- Exercise directions -
Return the material exactly as supplied, apart from the pictures, which are omitted.

Data listing
☆ ☆ ☆ ☆

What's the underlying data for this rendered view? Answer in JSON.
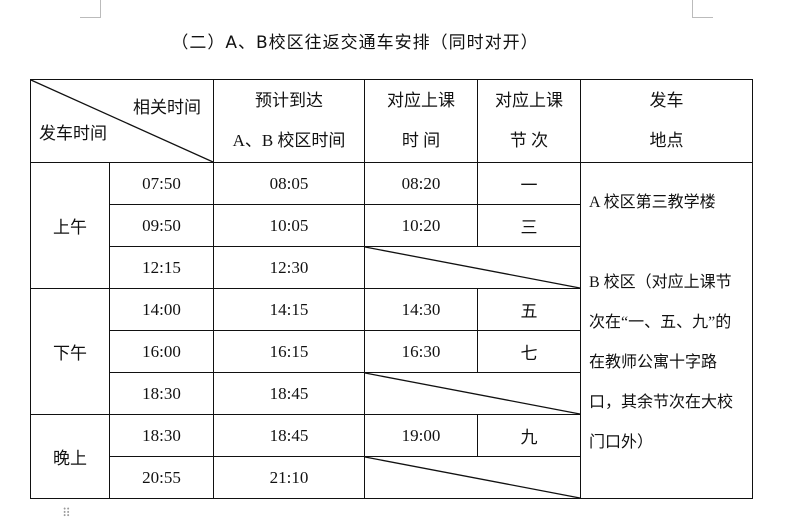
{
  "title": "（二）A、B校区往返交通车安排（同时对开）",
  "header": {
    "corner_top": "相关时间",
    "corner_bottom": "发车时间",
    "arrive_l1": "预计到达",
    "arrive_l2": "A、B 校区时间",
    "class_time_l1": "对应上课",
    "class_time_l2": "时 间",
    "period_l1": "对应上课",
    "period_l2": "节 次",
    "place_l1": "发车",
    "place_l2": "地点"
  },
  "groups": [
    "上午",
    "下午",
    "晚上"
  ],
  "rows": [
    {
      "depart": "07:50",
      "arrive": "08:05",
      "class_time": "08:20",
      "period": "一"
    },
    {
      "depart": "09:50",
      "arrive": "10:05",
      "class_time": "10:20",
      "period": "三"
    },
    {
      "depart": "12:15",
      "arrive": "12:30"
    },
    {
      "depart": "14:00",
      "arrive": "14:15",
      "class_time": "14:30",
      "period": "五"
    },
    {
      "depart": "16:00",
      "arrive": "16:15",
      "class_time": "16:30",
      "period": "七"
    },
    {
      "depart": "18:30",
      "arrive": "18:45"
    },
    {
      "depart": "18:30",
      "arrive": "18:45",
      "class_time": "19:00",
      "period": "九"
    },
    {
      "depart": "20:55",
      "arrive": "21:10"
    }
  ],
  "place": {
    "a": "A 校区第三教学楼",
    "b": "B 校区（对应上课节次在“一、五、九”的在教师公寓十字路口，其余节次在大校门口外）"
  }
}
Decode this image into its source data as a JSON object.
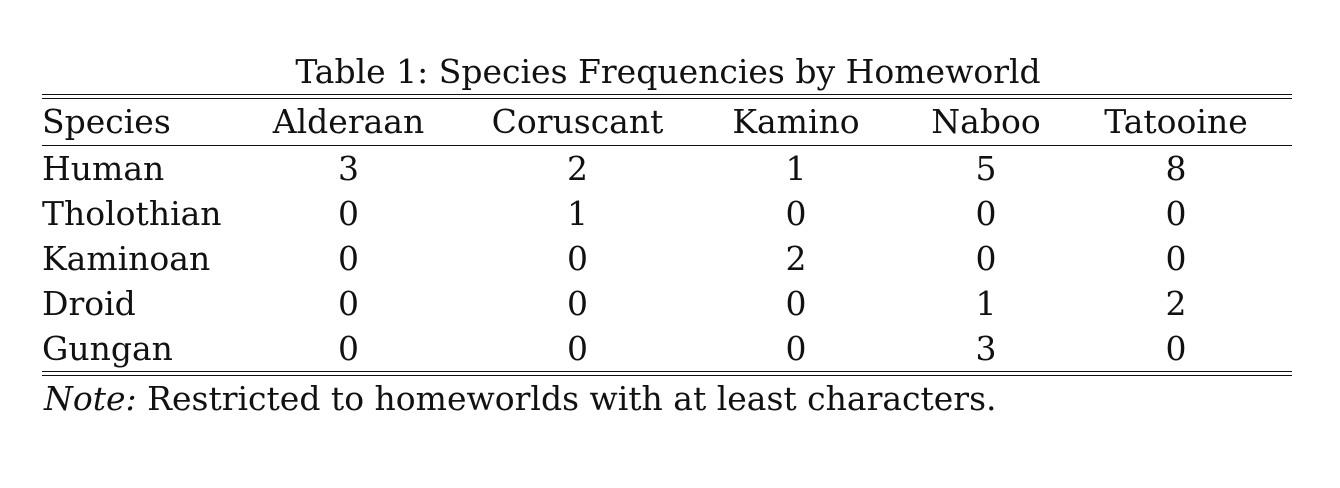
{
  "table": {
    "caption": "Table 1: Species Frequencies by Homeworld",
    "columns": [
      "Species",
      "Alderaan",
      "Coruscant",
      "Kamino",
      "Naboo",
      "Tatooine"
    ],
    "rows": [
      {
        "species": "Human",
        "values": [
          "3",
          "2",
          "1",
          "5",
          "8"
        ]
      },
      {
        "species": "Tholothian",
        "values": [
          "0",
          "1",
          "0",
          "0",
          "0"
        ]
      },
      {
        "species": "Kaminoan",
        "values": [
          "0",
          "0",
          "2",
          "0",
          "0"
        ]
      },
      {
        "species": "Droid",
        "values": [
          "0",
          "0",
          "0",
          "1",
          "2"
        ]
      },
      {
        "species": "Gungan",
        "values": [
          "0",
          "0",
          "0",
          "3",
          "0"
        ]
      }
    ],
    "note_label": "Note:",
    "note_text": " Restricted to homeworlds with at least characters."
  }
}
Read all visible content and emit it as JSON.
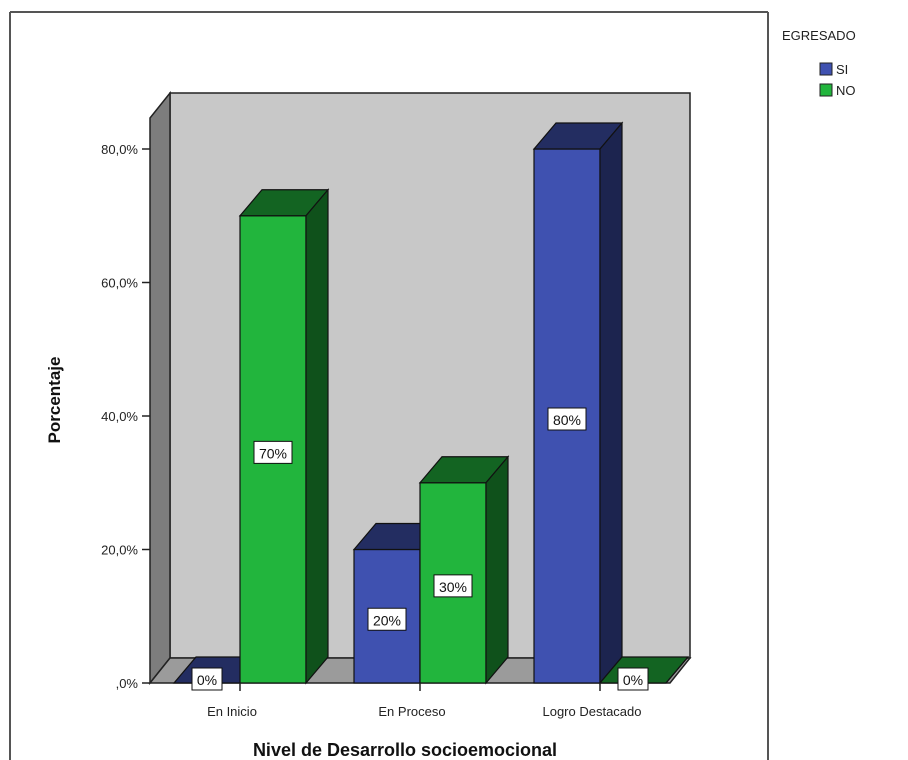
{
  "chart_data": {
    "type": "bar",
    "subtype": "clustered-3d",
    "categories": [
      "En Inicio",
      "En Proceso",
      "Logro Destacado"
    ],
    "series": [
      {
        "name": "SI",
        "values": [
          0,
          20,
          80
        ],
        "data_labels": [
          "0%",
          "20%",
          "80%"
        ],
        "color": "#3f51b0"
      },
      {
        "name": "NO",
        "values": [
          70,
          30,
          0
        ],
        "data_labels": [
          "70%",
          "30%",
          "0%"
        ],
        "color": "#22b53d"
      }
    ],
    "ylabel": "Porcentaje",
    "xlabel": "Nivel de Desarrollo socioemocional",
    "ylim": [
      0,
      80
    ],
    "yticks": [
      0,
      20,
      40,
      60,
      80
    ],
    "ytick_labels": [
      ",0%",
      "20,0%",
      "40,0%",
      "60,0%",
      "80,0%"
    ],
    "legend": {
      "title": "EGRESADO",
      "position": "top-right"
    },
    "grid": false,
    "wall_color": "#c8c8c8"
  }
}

☆ ☆ ☆ ☆

- Complete answer -
What's the underlying data for this rendered view? Answer in JSON.
{
  "title": "（二）A、B校区往返交通车安排（同时对开）",
  "header": {
    "corner_top": "相关时间",
    "corner_bottom": "发车时间",
    "arrive_l1": "预计到达",
    "arrive_l2": "A、B 校区时间",
    "class_time_l1": "对应上课",
    "class_time_l2": "时 间",
    "period_l1": "对应上课",
    "period_l2": "节 次",
    "place_l1": "发车",
    "place_l2": "地点"
  },
  "groups": [
    "上午",
    "下午",
    "晚上"
  ],
  "rows": [
    {
      "depart": "07:50",
      "arrive": "08:05",
      "class_time": "08:20",
      "period": "一"
    },
    {
      "depart": "09:50",
      "arrive": "10:05",
      "class_time": "10:20",
      "period": "三"
    },
    {
      "depart": "12:15",
      "arrive": "12:30"
    },
    {
      "depart": "14:00",
      "arrive": "14:15",
      "class_time": "14:30",
      "period": "五"
    },
    {
      "depart": "16:00",
      "arrive": "16:15",
      "class_time": "16:30",
      "period": "七"
    },
    {
      "depart": "18:30",
      "arrive": "18:45"
    },
    {
      "depart": "18:30",
      "arrive": "18:45",
      "class_time": "19:00",
      "period": "九"
    },
    {
      "depart": "20:55",
      "arrive": "21:10"
    }
  ],
  "place": {
    "a": "A 校区第三教学楼",
    "b": "B 校区（对应上课节次在“一、五、九”的在教师公寓十字路口，其余节次在大校门口外）"
  }
}
Decode this image into its source data as a JSON object.
{
  "table": {
    "caption": "Table 1: Species Frequencies by Homeworld",
    "columns": [
      "Species",
      "Alderaan",
      "Coruscant",
      "Kamino",
      "Naboo",
      "Tatooine"
    ],
    "rows": [
      {
        "species": "Human",
        "values": [
          "3",
          "2",
          "1",
          "5",
          "8"
        ]
      },
      {
        "species": "Tholothian",
        "values": [
          "0",
          "1",
          "0",
          "0",
          "0"
        ]
      },
      {
        "species": "Kaminoan",
        "values": [
          "0",
          "0",
          "2",
          "0",
          "0"
        ]
      },
      {
        "species": "Droid",
        "values": [
          "0",
          "0",
          "0",
          "1",
          "2"
        ]
      },
      {
        "species": "Gungan",
        "values": [
          "0",
          "0",
          "0",
          "3",
          "0"
        ]
      }
    ],
    "note_label": "Note:",
    "note_text": " Restricted to homeworlds with at least characters."
  }
}
Read all visible content and emit it as JSON.
{
  "chart_data": {
    "type": "bar",
    "subtype": "clustered-3d",
    "categories": [
      "En Inicio",
      "En Proceso",
      "Logro Destacado"
    ],
    "series": [
      {
        "name": "SI",
        "values": [
          0,
          20,
          80
        ],
        "data_labels": [
          "0%",
          "20%",
          "80%"
        ],
        "color": "#3f51b0"
      },
      {
        "name": "NO",
        "values": [
          70,
          30,
          0
        ],
        "data_labels": [
          "70%",
          "30%",
          "0%"
        ],
        "color": "#22b53d"
      }
    ],
    "ylabel": "Porcentaje",
    "xlabel": "Nivel de Desarrollo socioemocional",
    "ylim": [
      0,
      80
    ],
    "yticks": [
      0,
      20,
      40,
      60,
      80
    ],
    "ytick_labels": [
      ",0%",
      "20,0%",
      "40,0%",
      "60,0%",
      "80,0%"
    ],
    "legend": {
      "title": "EGRESADO",
      "position": "top-right"
    },
    "grid": false,
    "wall_color": "#c8c8c8"
  }
}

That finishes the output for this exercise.